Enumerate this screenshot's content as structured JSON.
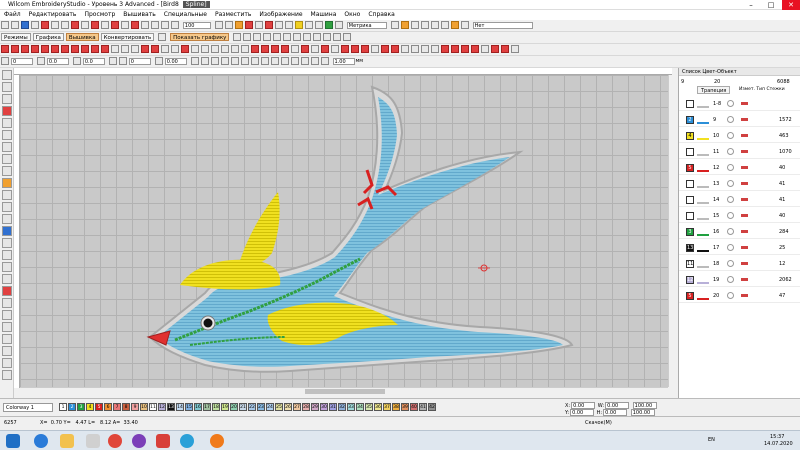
{
  "app": {
    "title": "Wilcom EmbroideryStudio - Уровень 3 Advanced - [Bird8",
    "title_badge": "Spline]"
  },
  "menu": [
    "Файл",
    "Редактировать",
    "Просмотр",
    "Вышивать",
    "Специальные",
    "Разместить",
    "Изображение",
    "Машина",
    "Окно",
    "Справка"
  ],
  "toolbar2": {
    "modes": [
      "Режимы",
      "Графика",
      "Вышивка",
      "Конвертировать"
    ],
    "show_graphics": "Показать графику",
    "zoom": "100",
    "units": "Метрика",
    "none": "Нет"
  },
  "toolbar3": {
    "f1": "0",
    "f2": "0.0",
    "f3": "0.0",
    "f4": "0",
    "f5": "0.00",
    "f6": "1.00",
    "unit": "мм"
  },
  "panel": {
    "title": "Список Цвет-Объект",
    "tab": "Трапеция",
    "hdr_left": "9",
    "hdr_mid": "20",
    "hdr_count": "6088",
    "col_labels": "Измет. Тип   Стежки",
    "rows": [
      {
        "sw": "",
        "num": "1-8",
        "count": "",
        "color": "#ffffff"
      },
      {
        "sw": "2",
        "num": "9",
        "count": "1572",
        "color": "#2b8fd8"
      },
      {
        "sw": "4",
        "num": "10",
        "count": "463",
        "color": "#f2e020"
      },
      {
        "sw": "",
        "num": "11",
        "count": "1070",
        "color": "#ffffff"
      },
      {
        "sw": "5",
        "num": "12",
        "count": "40",
        "color": "#d82020"
      },
      {
        "sw": "",
        "num": "13",
        "count": "41",
        "color": "#ffffff"
      },
      {
        "sw": "",
        "num": "14",
        "count": "41",
        "color": "#ffffff"
      },
      {
        "sw": "",
        "num": "15",
        "count": "40",
        "color": "#ffffff"
      },
      {
        "sw": "3",
        "num": "16",
        "count": "284",
        "color": "#20a040"
      },
      {
        "sw": "13",
        "num": "17",
        "count": "25",
        "color": "#111111"
      },
      {
        "sw": "11",
        "num": "18",
        "count": "12",
        "color": "#ffffff"
      },
      {
        "sw": "12",
        "num": "19",
        "count": "2062",
        "color": "#b8b0d8"
      },
      {
        "sw": "5",
        "num": "20",
        "count": "47",
        "color": "#d82020"
      }
    ]
  },
  "colorbar": {
    "colorway": "Colorway 1",
    "swatches": [
      {
        "n": "1",
        "c": "#ffffff"
      },
      {
        "n": "2",
        "c": "#2b8fd8"
      },
      {
        "n": "3",
        "c": "#20a040"
      },
      {
        "n": "4",
        "c": "#f2e020"
      },
      {
        "n": "5",
        "c": "#d82020"
      },
      {
        "n": "6",
        "c": "#f09030"
      },
      {
        "n": "7",
        "c": "#e87878"
      },
      {
        "n": "8",
        "c": "#c86040"
      },
      {
        "n": "9",
        "c": "#f0a0a0"
      },
      {
        "n": "10",
        "c": "#e8c080"
      },
      {
        "n": "11",
        "c": "#ffffff"
      },
      {
        "n": "12",
        "c": "#b8b0d8"
      },
      {
        "n": "13",
        "c": "#111111"
      },
      {
        "n": "14",
        "c": "#c0d8f0"
      },
      {
        "n": "15",
        "c": "#80b0e0"
      },
      {
        "n": "16",
        "c": "#80c8d0"
      },
      {
        "n": "17",
        "c": "#a0c0a0"
      },
      {
        "n": "18",
        "c": "#c0e0a0"
      },
      {
        "n": "19",
        "c": "#d0e890"
      },
      {
        "n": "20",
        "c": "#90d0b0"
      },
      {
        "n": "21",
        "c": "#c8d8e8"
      },
      {
        "n": "22",
        "c": "#a8c8e8"
      },
      {
        "n": "23",
        "c": "#88b8e0"
      },
      {
        "n": "24",
        "c": "#b0d0f0"
      },
      {
        "n": "25",
        "c": "#e0e0a0"
      },
      {
        "n": "26",
        "c": "#f0e0b0"
      },
      {
        "n": "27",
        "c": "#f0c8a0"
      },
      {
        "n": "28",
        "c": "#e8b0b0"
      },
      {
        "n": "29",
        "c": "#d0a8c8"
      },
      {
        "n": "30",
        "c": "#c0a0d8"
      },
      {
        "n": "31",
        "c": "#a0a0e0"
      },
      {
        "n": "32",
        "c": "#90b0d8"
      },
      {
        "n": "33",
        "c": "#a0d8d8"
      },
      {
        "n": "34",
        "c": "#b0e0c0"
      },
      {
        "n": "35",
        "c": "#d8e8b0"
      },
      {
        "n": "36",
        "c": "#f0e890"
      },
      {
        "n": "37",
        "c": "#f0d060"
      },
      {
        "n": "38",
        "c": "#f0b040"
      },
      {
        "n": "39",
        "c": "#e09060"
      },
      {
        "n": "40",
        "c": "#d07070"
      },
      {
        "n": "41",
        "c": "#b0b0b0"
      },
      {
        "n": "42",
        "c": "#909090"
      }
    ],
    "right": {
      "x_label": "X:",
      "x_val": "0.00",
      "y_label": "Y:",
      "y_val": "0.00",
      "w_label": "W:",
      "w_val": "0.00",
      "h_label": "H:",
      "h_val": "0.00",
      "pct1": "100.00",
      "pct2": "100.00"
    }
  },
  "status": {
    "left": "6257",
    "coords": "X=  0.70 Y=   4.47 L=   8.12 A=  33.40",
    "mode": "Скачок(M)"
  },
  "taskbar": {
    "lang": "EN",
    "time": "15:37",
    "date": "14.07.2020"
  }
}
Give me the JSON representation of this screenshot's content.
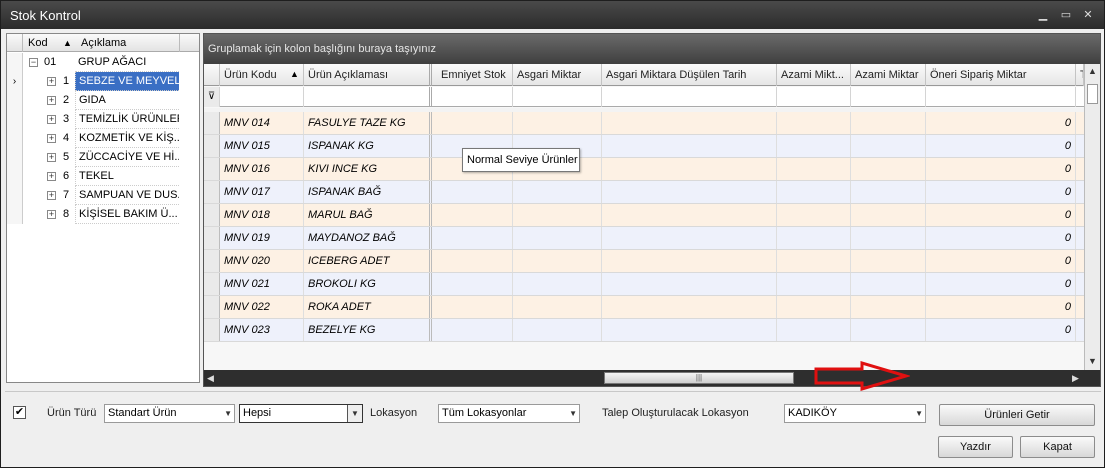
{
  "window": {
    "title": "Stok Kontrol",
    "minimize_glyph": "▁",
    "maximize_glyph": "▭",
    "close_glyph": "✕"
  },
  "tree": {
    "headers": {
      "code": "Kod",
      "sort": "▲",
      "desc": "Açıklama"
    },
    "root": {
      "code": "01",
      "desc": "GRUP AĞACI",
      "toggle": "−"
    },
    "pointer": "›",
    "items": [
      {
        "code": "1",
        "desc": "SEBZE VE MEYVELER"
      },
      {
        "code": "2",
        "desc": "GIDA"
      },
      {
        "code": "3",
        "desc": "TEMİZLİK ÜRÜNLERİ"
      },
      {
        "code": "4",
        "desc": "KOZMETİK VE KİŞ..."
      },
      {
        "code": "5",
        "desc": "ZÜCCACİYE VE Hİ..."
      },
      {
        "code": "6",
        "desc": "TEKEL"
      },
      {
        "code": "7",
        "desc": "SAMPUAN VE DUS..."
      },
      {
        "code": "8",
        "desc": "KİŞİSEL BAKIM Ü..."
      }
    ],
    "expand_glyph": "+"
  },
  "grid": {
    "group_panel": "Gruplamak için kolon başlığını buraya taşıyınız",
    "sort_glyph": "▲",
    "filter_glyph": "⊽",
    "columns": [
      "Ürün Kodu",
      "Ürün Açıklaması",
      "Emniyet Stok",
      "Asgari Miktar",
      "Asgari Miktara Düşülen Tarih",
      "Azami Mikt...",
      "Azami Miktar",
      "Öneri Sipariş Miktar",
      "T"
    ],
    "rows": [
      {
        "code": "MNV 014",
        "desc": "FASULYE TAZE KG",
        "qty": "0"
      },
      {
        "code": "MNV 015",
        "desc": "ISPANAK  KG",
        "qty": "0"
      },
      {
        "code": "MNV 016",
        "desc": "KIVI INCE KG",
        "qty": "0"
      },
      {
        "code": "MNV 017",
        "desc": "ISPANAK BAĞ",
        "qty": "0"
      },
      {
        "code": "MNV 018",
        "desc": "MARUL BAĞ",
        "qty": "0"
      },
      {
        "code": "MNV 019",
        "desc": "MAYDANOZ BAĞ",
        "qty": "0"
      },
      {
        "code": "MNV 020",
        "desc": "ICEBERG ADET",
        "qty": "0"
      },
      {
        "code": "MNV 021",
        "desc": "BROKOLI KG",
        "qty": "0"
      },
      {
        "code": "MNV 022",
        "desc": "ROKA ADET",
        "qty": "0"
      },
      {
        "code": "MNV 023",
        "desc": "BEZELYE  KG",
        "qty": "0"
      }
    ],
    "tooltip": "Normal Seviye Ürünler",
    "scroll_up": "▲",
    "scroll_down": "▼",
    "scroll_left": "◀",
    "scroll_right": "▶",
    "thumb_grip": "|||"
  },
  "filters": {
    "checkbox_mark": "✔",
    "urun_turu_label": "Ürün Türü",
    "urun_turu_value": "Standart Ürün",
    "hepsi_value": "Hepsi",
    "lokasyon_label": "Lokasyon",
    "lokasyon_value": "Tüm Lokasyonlar",
    "talep_label": "Talep Oluşturulacak Lokasyon",
    "talep_value": "KADIKÖY",
    "dropdown_glyph": "▼"
  },
  "buttons": {
    "get_products": "Ürünleri Getir",
    "print": "Yazdır",
    "close": "Kapat"
  },
  "colors": {
    "selected_row": "#3a6fc4",
    "odd_row": "#fdf1e4",
    "even_row": "#eef1fb",
    "annotation_arrow": "#e01010"
  }
}
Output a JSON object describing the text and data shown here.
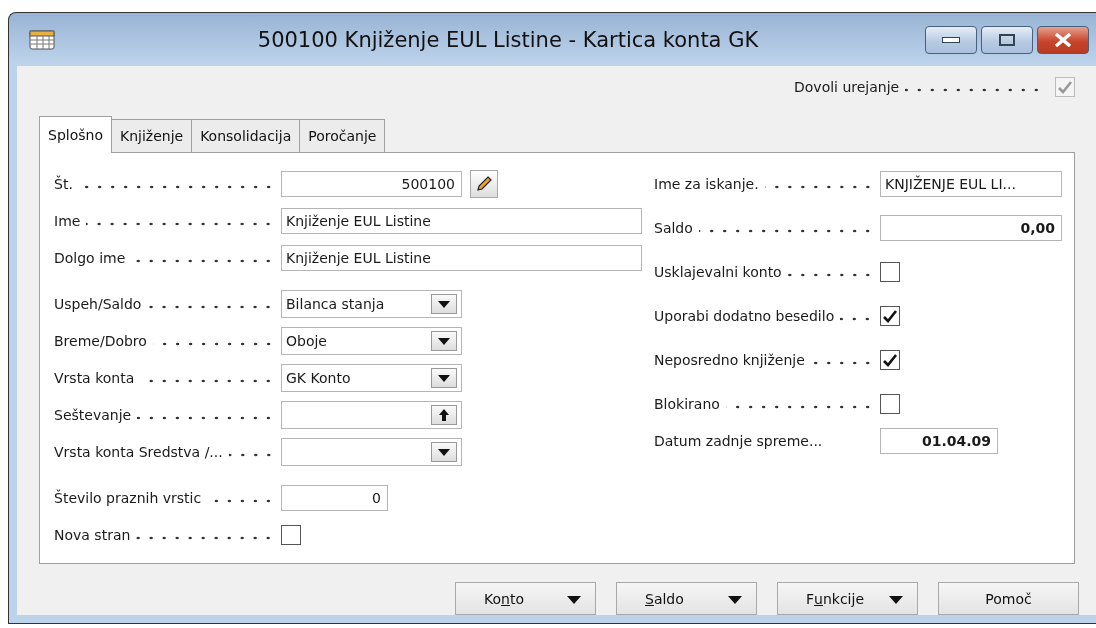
{
  "window": {
    "title": "500100 Knjiženje EUL Listine - Kartica konta GK"
  },
  "allow_edit": {
    "label": "Dovoli urejanje",
    "checked": true,
    "disabled": true
  },
  "tabs": [
    {
      "label": "Splošno",
      "selected": true
    },
    {
      "label": "Knjiženje",
      "selected": false
    },
    {
      "label": "Konsolidacija",
      "selected": false
    },
    {
      "label": "Poročanje",
      "selected": false
    }
  ],
  "left_groups": [
    [
      {
        "label": "Št.",
        "kind": "numberedit",
        "value": "500100"
      },
      {
        "label": "Ime",
        "kind": "wide",
        "value": "Knjiženje EUL Listine"
      },
      {
        "label": "Dolgo ime",
        "kind": "wide",
        "value": "Knjiženje EUL Listine"
      }
    ],
    [
      {
        "label": "Uspeh/Saldo",
        "kind": "select",
        "value": "Bilanca stanja"
      },
      {
        "label": "Breme/Dobro",
        "kind": "select",
        "value": "Oboje"
      },
      {
        "label": "Vrsta konta",
        "kind": "select",
        "value": "GK Konto"
      },
      {
        "label": "Seštevanje",
        "kind": "assist"
      },
      {
        "label": "Vrsta konta Sredstva /...",
        "kind": "select"
      }
    ],
    [
      {
        "label": "Število praznih vrstic",
        "kind": "number",
        "value": "0"
      },
      {
        "label": "Nova stran",
        "kind": "checkbox",
        "checked": false
      }
    ]
  ],
  "right_fields": [
    {
      "label": "Ime za iskanje.",
      "kind": "text",
      "value": "KNJIŽENJE EUL LI..."
    },
    {
      "label": "Saldo",
      "kind": "amount",
      "value": "0,00"
    },
    {
      "label": "Usklajevalni konto",
      "kind": "checkbox",
      "checked": false
    },
    {
      "label": "Uporabi dodatno besedilo",
      "kind": "checkbox",
      "checked": true
    },
    {
      "label": "Neposredno knjiženje",
      "kind": "checkbox",
      "checked": true
    },
    {
      "label": "Blokirano",
      "kind": "checkbox",
      "checked": false
    },
    {
      "label": "Datum zadnje spreme...",
      "kind": "date",
      "value": "01.04.09"
    }
  ],
  "buttons": [
    {
      "before": "Ko",
      "key": "n",
      "after": "to",
      "menu": true
    },
    {
      "key": "S",
      "after": "aldo",
      "menu": true
    },
    {
      "before": "F",
      "key": "u",
      "after": "nkcije",
      "menu": true
    },
    {
      "before": "Pomoč",
      "menu": false
    }
  ]
}
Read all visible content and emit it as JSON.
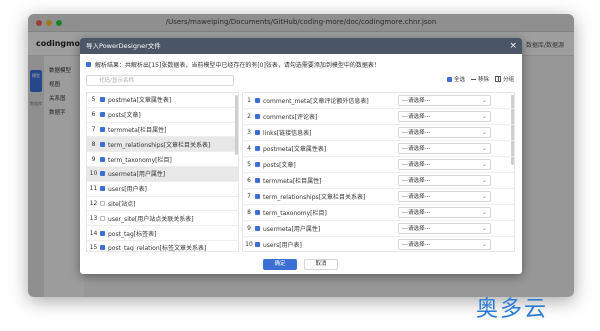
· · · · · · ·
Copy out the lines in which the string "konta" appears.

    "title": "500100 Knjiženje EUL Listine - Kartica konta GK"
        "label": "Vrsta konta",
        "label": "Vrsta konta Sredstva /...",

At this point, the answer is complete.